EXERCISE: Show all lines from the data that include the word "challenges".

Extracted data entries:
────────────────────
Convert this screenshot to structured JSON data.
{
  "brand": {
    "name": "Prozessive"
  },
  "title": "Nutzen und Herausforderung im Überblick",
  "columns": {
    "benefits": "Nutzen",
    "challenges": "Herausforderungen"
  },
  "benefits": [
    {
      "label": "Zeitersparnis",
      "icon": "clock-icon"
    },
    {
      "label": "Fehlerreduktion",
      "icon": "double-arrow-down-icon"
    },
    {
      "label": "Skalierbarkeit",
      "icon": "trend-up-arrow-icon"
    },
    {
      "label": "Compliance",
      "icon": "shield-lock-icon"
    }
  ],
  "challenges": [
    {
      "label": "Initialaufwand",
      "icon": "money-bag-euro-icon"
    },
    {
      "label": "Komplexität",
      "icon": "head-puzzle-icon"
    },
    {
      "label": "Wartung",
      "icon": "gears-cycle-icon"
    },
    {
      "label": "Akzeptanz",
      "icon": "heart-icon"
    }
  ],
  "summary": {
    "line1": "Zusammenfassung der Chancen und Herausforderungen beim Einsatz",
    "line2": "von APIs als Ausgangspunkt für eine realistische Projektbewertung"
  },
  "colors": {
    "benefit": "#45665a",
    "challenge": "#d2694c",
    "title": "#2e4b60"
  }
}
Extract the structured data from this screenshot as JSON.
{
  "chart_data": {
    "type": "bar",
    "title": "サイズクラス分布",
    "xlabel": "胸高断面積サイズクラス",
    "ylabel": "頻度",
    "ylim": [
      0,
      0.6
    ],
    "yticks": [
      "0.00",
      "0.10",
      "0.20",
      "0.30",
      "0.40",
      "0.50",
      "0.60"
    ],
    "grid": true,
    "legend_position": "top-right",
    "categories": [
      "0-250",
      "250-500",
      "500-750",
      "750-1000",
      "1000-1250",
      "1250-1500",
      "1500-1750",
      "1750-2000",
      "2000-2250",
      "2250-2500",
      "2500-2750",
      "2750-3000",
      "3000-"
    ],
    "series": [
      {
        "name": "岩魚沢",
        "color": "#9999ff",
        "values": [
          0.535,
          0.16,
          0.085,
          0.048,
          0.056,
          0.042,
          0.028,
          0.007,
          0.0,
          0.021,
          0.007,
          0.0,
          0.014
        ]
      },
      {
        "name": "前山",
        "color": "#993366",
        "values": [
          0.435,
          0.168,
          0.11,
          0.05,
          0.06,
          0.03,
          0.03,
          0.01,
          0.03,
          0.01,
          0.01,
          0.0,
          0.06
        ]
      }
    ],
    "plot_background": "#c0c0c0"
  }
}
────────────────────
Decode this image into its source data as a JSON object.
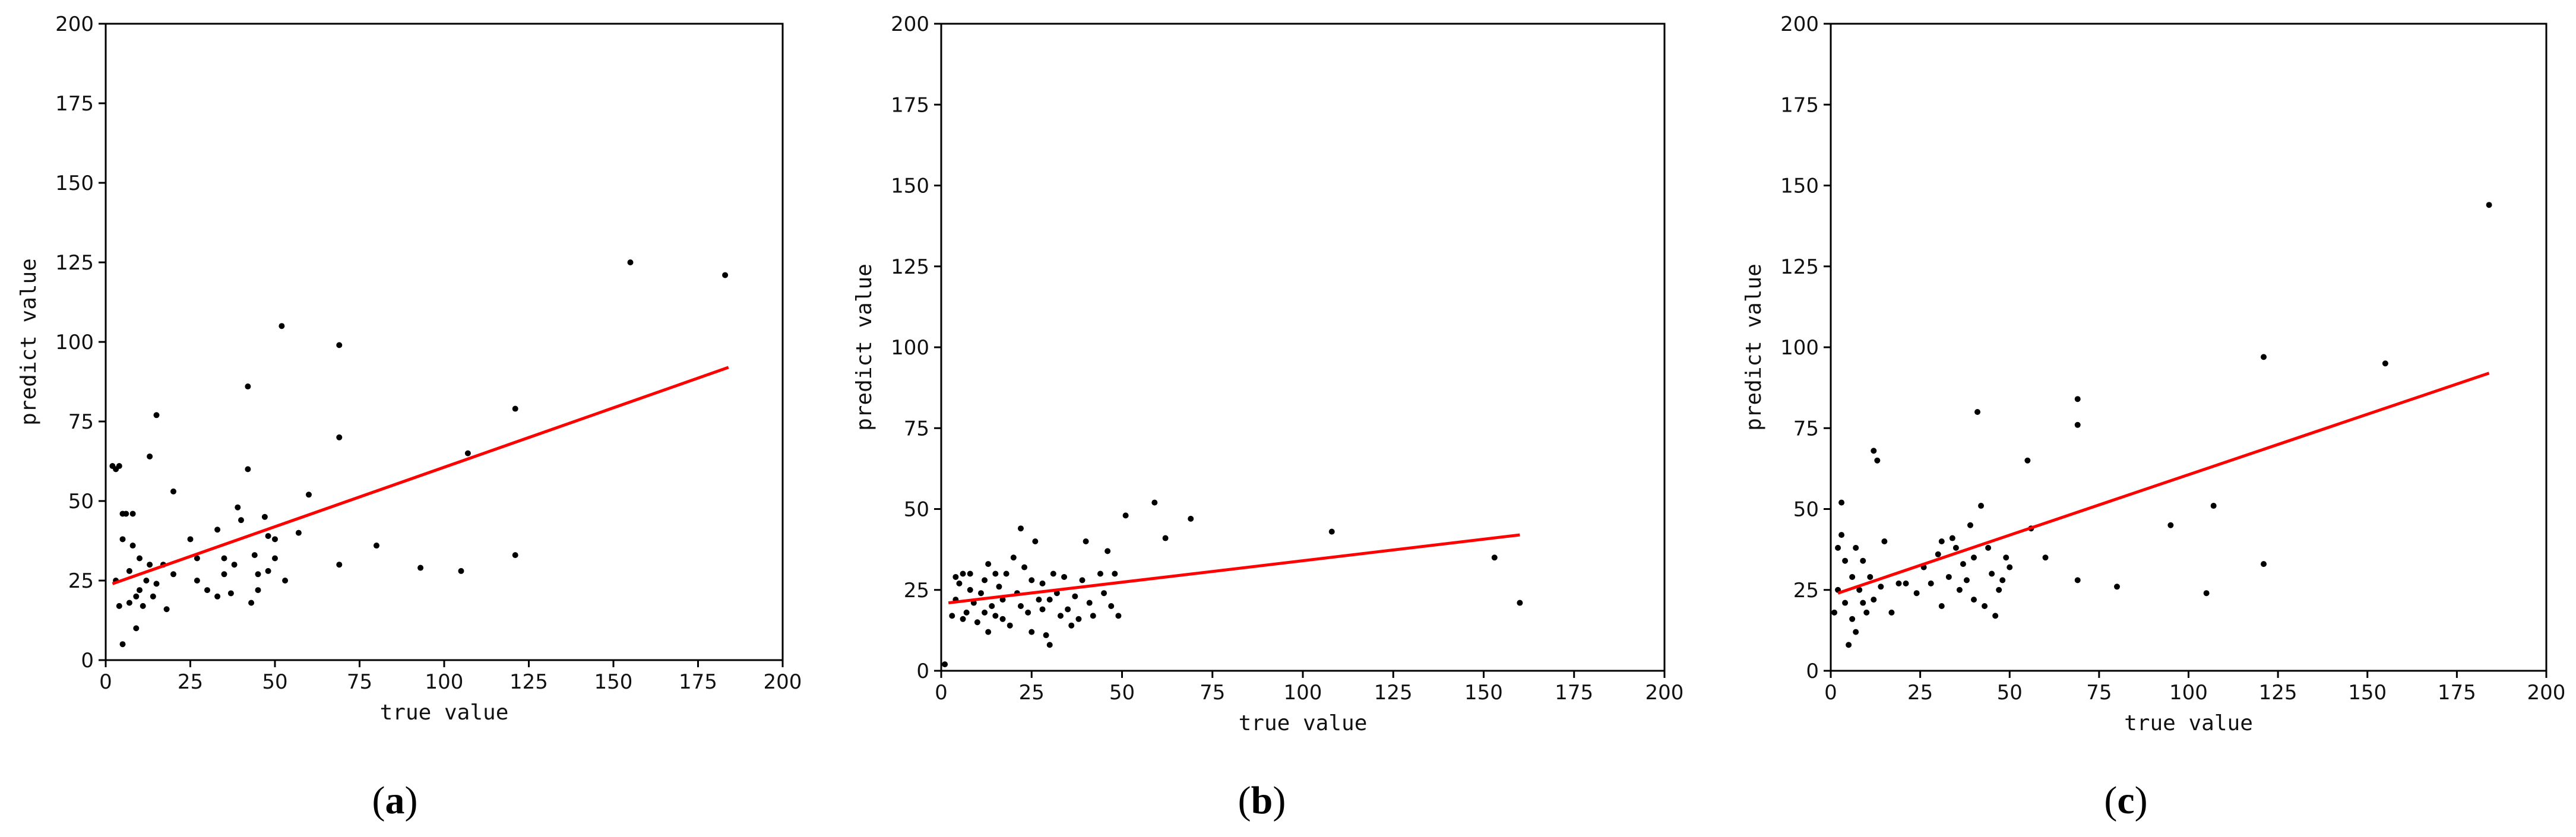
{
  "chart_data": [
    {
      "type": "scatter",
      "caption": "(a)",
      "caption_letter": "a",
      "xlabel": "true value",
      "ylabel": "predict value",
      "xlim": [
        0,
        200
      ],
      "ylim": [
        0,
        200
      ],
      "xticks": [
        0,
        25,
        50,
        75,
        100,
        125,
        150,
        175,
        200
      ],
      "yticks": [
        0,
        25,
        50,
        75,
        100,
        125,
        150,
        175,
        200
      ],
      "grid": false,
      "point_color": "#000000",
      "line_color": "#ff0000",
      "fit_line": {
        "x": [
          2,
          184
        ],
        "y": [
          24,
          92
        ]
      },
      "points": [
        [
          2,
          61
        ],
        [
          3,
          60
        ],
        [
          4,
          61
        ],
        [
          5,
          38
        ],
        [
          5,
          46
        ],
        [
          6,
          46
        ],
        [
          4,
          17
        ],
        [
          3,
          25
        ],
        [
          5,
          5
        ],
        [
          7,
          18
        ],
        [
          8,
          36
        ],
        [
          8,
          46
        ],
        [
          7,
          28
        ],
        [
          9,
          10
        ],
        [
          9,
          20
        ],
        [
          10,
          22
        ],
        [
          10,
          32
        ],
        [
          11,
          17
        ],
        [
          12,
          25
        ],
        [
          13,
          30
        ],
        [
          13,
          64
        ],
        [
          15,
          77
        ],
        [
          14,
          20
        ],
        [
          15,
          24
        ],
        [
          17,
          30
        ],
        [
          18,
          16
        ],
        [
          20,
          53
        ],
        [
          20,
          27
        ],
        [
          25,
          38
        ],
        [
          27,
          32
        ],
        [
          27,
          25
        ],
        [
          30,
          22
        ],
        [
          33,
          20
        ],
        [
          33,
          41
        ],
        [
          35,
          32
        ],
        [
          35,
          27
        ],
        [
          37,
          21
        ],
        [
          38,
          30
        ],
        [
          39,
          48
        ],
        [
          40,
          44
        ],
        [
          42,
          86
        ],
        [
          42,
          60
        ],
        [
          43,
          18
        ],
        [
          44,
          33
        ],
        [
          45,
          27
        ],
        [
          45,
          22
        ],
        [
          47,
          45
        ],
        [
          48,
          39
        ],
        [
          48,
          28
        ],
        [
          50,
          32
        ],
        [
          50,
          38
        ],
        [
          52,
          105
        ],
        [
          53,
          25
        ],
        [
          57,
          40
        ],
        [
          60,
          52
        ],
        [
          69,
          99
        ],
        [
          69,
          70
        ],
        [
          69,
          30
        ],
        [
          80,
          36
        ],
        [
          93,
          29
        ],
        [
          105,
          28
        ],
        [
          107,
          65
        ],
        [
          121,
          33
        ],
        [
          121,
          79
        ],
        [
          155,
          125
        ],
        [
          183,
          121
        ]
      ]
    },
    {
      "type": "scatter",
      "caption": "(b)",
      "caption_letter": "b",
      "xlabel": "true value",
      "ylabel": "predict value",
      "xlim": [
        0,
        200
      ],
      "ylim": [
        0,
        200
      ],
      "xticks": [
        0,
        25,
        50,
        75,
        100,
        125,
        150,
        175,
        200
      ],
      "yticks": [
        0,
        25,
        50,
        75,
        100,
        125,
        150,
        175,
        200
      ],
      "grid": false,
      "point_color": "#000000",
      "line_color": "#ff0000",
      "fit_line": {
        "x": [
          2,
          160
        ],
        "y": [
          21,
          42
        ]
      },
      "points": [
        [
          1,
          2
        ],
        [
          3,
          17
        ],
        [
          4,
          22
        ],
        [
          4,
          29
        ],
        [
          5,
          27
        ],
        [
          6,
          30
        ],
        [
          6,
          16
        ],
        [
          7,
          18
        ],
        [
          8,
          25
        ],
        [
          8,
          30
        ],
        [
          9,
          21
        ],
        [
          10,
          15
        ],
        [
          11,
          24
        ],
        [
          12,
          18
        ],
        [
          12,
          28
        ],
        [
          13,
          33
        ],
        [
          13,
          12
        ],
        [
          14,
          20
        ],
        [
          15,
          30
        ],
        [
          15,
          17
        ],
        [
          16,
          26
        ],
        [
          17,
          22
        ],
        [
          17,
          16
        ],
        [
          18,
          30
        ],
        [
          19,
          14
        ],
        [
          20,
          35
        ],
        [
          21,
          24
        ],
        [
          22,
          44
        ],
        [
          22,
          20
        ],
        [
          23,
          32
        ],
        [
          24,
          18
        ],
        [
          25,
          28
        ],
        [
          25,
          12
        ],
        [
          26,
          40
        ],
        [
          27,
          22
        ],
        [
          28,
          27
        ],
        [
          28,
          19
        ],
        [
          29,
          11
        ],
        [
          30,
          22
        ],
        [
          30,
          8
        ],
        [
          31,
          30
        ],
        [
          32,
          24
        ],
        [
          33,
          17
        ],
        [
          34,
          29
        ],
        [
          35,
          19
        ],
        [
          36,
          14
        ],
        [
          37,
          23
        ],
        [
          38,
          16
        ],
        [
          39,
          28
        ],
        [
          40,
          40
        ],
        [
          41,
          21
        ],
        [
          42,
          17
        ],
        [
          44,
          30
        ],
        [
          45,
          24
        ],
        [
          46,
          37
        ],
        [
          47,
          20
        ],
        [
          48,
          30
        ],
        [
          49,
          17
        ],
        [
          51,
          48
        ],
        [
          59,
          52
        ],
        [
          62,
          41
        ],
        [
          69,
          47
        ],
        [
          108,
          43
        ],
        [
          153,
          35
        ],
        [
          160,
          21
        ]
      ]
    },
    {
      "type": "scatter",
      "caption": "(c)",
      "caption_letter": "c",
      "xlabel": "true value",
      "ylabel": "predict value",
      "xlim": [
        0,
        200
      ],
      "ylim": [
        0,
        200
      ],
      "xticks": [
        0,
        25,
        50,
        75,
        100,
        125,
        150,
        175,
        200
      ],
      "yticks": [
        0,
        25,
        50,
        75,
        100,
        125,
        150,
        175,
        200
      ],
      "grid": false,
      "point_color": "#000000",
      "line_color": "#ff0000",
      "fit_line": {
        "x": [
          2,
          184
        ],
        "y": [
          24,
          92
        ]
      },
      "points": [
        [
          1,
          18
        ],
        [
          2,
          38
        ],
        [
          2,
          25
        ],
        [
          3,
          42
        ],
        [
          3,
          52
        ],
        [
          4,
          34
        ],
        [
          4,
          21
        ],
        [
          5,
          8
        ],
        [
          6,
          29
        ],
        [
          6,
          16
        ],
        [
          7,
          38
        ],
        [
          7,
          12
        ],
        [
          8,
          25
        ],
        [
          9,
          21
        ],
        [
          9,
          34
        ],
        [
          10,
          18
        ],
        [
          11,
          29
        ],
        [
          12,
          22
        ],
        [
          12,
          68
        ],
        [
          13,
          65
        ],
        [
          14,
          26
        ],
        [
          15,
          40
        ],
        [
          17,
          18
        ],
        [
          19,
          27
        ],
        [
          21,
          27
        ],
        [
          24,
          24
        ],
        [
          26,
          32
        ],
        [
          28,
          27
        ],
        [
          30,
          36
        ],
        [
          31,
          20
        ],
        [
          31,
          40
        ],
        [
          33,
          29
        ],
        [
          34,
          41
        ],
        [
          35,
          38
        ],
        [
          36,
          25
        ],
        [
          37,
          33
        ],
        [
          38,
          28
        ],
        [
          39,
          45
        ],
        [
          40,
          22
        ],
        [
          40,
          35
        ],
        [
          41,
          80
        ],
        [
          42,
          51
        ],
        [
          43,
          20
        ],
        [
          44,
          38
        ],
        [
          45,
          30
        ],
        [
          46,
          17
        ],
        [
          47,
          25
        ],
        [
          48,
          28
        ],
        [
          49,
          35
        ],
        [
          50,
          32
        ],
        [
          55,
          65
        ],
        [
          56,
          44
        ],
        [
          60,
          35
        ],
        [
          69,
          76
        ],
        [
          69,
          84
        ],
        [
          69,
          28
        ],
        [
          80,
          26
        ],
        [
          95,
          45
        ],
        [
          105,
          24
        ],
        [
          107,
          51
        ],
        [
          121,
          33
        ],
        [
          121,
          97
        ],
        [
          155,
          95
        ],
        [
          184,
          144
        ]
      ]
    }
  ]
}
────────────────────
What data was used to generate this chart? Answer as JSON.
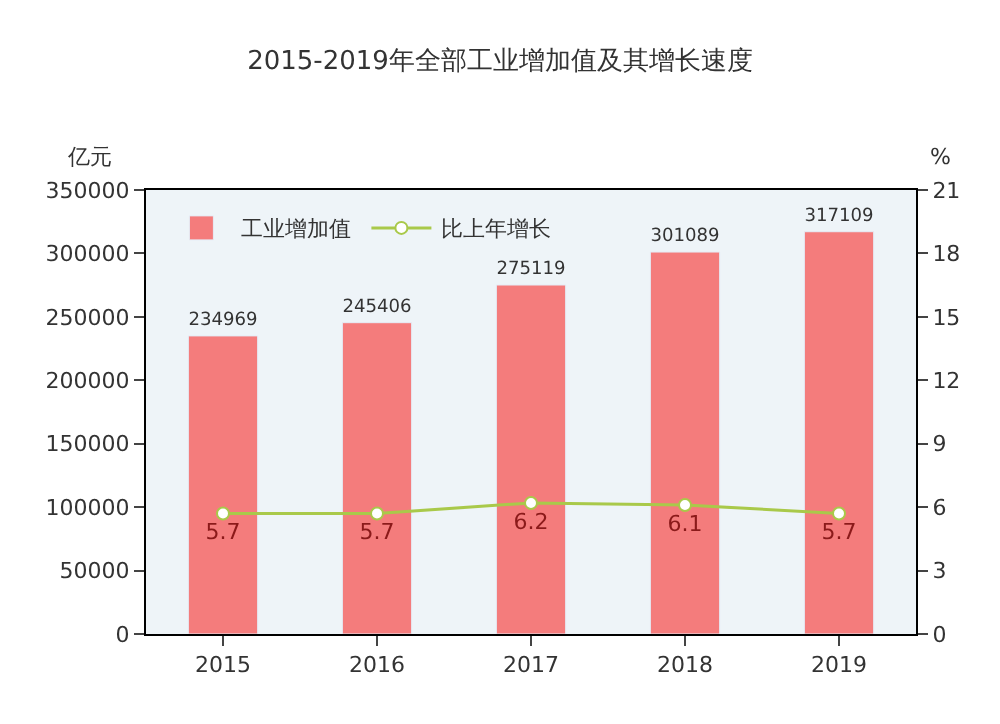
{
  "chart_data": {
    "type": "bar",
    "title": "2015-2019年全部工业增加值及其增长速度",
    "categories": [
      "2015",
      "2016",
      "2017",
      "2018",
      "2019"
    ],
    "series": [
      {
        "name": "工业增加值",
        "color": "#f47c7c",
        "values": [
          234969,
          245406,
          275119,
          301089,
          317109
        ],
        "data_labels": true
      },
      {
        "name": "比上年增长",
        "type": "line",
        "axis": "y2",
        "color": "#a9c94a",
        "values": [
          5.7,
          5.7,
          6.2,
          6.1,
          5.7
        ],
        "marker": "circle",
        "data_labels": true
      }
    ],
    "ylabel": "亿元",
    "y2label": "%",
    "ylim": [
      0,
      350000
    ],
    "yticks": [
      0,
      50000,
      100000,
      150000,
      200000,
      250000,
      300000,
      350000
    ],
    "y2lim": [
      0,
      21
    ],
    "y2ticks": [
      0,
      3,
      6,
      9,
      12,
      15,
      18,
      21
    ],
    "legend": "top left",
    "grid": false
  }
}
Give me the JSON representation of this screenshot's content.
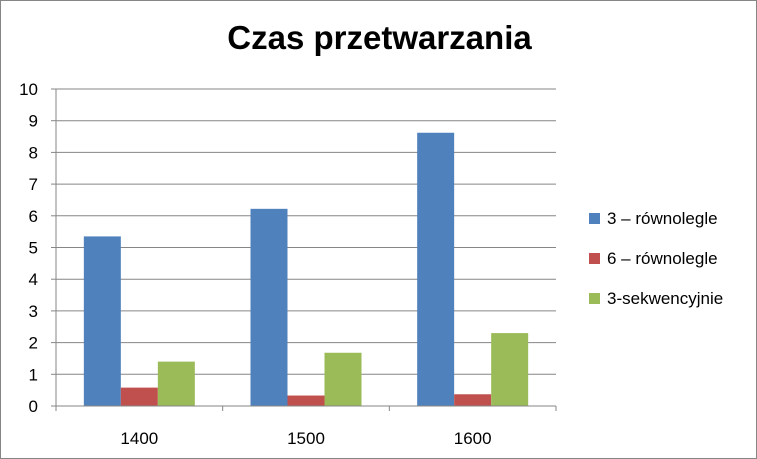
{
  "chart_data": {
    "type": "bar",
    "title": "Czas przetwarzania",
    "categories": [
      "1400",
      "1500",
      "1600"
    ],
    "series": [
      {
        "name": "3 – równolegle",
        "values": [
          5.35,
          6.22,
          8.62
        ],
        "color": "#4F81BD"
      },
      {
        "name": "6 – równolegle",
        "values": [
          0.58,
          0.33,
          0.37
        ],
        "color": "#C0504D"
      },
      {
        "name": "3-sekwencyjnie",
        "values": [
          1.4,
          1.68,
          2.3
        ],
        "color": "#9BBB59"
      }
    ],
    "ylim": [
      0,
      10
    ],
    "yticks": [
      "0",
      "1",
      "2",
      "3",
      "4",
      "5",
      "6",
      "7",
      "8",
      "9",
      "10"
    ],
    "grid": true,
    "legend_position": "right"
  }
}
────────────────────
WRITTEN ANSWER:
    "challenges": "Herausforderungen"
  "challenges": [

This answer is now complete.